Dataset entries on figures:
=== Section Start ===

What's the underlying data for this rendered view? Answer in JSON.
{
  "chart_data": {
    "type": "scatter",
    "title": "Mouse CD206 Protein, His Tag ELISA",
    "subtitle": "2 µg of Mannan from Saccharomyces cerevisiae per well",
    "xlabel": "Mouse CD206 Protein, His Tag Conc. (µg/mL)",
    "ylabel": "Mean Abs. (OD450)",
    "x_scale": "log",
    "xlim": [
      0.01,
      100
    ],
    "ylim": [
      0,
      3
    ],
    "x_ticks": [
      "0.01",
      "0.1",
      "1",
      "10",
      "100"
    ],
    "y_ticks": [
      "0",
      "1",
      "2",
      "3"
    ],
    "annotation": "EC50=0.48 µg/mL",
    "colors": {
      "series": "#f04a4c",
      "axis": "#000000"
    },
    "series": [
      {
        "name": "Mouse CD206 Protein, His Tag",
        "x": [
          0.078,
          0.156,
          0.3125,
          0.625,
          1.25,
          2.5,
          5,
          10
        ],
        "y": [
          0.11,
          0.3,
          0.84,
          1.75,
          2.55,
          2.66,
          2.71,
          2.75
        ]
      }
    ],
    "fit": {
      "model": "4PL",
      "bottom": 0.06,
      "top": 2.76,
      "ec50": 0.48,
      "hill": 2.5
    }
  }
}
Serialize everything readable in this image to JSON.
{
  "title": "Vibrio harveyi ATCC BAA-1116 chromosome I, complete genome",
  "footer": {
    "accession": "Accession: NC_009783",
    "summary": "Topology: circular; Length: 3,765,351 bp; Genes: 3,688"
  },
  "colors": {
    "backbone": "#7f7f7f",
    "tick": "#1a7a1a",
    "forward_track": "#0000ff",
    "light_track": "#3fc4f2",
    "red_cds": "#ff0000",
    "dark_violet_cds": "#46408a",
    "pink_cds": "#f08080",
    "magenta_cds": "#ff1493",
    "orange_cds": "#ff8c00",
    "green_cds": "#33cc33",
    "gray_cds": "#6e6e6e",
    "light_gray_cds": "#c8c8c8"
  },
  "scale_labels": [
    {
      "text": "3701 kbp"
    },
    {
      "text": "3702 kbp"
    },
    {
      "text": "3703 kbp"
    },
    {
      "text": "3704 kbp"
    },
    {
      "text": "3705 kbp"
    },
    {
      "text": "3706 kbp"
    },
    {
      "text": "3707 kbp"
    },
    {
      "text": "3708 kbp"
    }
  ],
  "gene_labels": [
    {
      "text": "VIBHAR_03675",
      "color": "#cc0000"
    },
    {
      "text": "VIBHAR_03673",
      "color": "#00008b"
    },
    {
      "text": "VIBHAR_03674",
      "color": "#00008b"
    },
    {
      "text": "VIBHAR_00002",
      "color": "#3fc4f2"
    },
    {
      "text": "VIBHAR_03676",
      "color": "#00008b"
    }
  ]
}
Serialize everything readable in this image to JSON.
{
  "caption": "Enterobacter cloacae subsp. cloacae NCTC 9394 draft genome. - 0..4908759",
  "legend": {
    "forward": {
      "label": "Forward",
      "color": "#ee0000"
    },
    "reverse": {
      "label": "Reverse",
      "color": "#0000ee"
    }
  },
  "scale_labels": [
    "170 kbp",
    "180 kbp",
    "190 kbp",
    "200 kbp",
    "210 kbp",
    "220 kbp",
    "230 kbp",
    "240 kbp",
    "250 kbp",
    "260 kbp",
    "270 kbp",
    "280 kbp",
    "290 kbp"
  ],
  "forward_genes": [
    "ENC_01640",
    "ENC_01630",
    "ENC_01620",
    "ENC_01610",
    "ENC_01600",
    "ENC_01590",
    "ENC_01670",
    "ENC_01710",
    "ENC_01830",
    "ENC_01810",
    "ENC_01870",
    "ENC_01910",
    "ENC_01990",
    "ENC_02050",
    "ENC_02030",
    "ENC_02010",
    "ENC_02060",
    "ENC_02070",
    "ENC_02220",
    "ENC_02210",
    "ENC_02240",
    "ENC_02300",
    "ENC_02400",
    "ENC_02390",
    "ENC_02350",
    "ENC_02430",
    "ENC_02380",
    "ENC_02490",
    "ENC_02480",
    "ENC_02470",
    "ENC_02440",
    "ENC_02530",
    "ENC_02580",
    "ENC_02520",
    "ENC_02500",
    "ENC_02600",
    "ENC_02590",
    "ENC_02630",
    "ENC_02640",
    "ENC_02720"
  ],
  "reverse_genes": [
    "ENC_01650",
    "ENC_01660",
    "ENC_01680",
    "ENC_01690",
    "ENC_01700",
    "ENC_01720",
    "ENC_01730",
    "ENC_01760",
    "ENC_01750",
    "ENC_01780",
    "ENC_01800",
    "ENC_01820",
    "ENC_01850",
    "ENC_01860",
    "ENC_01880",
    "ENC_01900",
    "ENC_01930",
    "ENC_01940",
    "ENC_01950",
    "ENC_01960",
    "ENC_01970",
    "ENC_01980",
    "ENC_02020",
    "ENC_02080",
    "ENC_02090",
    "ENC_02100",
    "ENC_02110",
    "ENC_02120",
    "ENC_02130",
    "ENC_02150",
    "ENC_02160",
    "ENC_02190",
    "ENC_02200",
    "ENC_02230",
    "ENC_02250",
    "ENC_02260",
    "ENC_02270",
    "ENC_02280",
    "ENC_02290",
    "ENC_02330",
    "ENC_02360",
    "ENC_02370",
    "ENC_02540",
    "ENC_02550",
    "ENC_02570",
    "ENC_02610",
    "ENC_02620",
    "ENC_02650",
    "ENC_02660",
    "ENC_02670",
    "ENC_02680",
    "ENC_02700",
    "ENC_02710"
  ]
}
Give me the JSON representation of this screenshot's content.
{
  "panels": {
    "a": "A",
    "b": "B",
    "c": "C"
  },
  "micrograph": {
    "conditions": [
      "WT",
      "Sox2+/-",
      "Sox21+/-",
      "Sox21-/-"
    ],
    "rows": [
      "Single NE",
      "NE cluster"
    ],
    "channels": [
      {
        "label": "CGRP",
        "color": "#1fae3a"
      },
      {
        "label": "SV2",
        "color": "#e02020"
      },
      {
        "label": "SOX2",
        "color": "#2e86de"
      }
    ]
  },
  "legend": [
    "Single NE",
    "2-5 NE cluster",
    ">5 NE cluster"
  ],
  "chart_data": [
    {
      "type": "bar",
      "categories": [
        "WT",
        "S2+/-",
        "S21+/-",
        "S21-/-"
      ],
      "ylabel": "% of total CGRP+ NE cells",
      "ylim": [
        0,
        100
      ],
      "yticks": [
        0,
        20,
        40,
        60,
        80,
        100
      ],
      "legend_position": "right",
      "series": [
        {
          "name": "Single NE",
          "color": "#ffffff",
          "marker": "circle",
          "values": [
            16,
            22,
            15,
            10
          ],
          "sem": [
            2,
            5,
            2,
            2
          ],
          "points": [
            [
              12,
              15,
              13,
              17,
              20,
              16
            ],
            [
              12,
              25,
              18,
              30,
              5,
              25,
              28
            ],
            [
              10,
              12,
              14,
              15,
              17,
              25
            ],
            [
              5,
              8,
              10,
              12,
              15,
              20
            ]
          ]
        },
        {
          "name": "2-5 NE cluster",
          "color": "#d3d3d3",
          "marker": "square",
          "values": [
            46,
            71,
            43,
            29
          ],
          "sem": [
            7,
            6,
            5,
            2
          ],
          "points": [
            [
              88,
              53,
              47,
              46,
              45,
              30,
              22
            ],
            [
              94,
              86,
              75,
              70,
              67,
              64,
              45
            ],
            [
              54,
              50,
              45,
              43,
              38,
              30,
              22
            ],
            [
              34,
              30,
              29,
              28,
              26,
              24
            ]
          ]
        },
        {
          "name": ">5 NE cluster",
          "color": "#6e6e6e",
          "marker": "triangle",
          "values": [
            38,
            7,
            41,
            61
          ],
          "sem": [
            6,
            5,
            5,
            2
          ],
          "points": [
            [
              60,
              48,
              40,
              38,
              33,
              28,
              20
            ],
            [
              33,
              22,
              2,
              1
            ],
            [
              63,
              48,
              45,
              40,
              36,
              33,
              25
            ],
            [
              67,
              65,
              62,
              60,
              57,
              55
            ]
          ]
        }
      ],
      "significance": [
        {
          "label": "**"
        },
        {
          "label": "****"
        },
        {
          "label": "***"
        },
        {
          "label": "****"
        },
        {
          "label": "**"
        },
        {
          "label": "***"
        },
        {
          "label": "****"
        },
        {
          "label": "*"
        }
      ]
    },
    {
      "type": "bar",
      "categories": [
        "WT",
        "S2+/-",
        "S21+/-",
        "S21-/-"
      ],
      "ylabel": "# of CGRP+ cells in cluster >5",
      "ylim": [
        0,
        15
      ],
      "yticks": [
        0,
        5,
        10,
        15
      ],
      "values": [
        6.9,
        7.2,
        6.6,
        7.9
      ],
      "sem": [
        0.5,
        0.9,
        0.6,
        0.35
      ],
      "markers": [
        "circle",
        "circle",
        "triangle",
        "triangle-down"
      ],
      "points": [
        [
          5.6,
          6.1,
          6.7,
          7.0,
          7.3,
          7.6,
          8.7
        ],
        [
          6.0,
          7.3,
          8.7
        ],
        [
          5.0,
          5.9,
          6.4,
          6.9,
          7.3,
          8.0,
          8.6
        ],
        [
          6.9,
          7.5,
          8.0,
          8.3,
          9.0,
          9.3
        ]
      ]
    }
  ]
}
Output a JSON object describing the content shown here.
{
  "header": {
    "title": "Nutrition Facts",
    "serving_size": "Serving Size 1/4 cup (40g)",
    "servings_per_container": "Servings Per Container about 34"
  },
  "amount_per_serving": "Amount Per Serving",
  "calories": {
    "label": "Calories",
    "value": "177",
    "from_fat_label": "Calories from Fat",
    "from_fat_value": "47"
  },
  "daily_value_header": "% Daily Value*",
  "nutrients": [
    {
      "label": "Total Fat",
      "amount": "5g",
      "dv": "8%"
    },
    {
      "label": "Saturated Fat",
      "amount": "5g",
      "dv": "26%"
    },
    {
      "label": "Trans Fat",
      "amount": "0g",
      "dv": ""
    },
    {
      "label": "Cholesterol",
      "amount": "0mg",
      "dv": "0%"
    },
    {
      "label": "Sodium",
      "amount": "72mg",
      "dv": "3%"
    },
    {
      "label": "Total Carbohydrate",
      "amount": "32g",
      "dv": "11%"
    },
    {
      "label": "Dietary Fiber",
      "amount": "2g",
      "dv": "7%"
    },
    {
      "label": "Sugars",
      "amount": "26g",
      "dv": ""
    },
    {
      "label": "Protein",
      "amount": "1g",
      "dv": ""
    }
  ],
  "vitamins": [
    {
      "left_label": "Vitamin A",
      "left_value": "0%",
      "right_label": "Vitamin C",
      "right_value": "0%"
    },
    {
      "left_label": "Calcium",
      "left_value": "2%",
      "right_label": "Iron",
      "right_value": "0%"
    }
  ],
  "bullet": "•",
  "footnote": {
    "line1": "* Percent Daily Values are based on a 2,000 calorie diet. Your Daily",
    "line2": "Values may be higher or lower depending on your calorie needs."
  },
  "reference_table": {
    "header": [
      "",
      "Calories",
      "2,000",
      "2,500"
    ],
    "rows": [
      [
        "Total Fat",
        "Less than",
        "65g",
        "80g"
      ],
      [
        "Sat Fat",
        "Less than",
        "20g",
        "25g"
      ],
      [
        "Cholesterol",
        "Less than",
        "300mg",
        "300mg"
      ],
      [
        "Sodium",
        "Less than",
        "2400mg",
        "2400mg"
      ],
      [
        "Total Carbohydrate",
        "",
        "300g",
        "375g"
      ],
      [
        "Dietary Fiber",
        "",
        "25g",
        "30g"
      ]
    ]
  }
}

=== Section End ===

--- DIRECTIONS ---
For the data above, give the number of lines in which the word "CGRP" appears, and nothing more.

--- ANSWER FOR THE TASK ---
3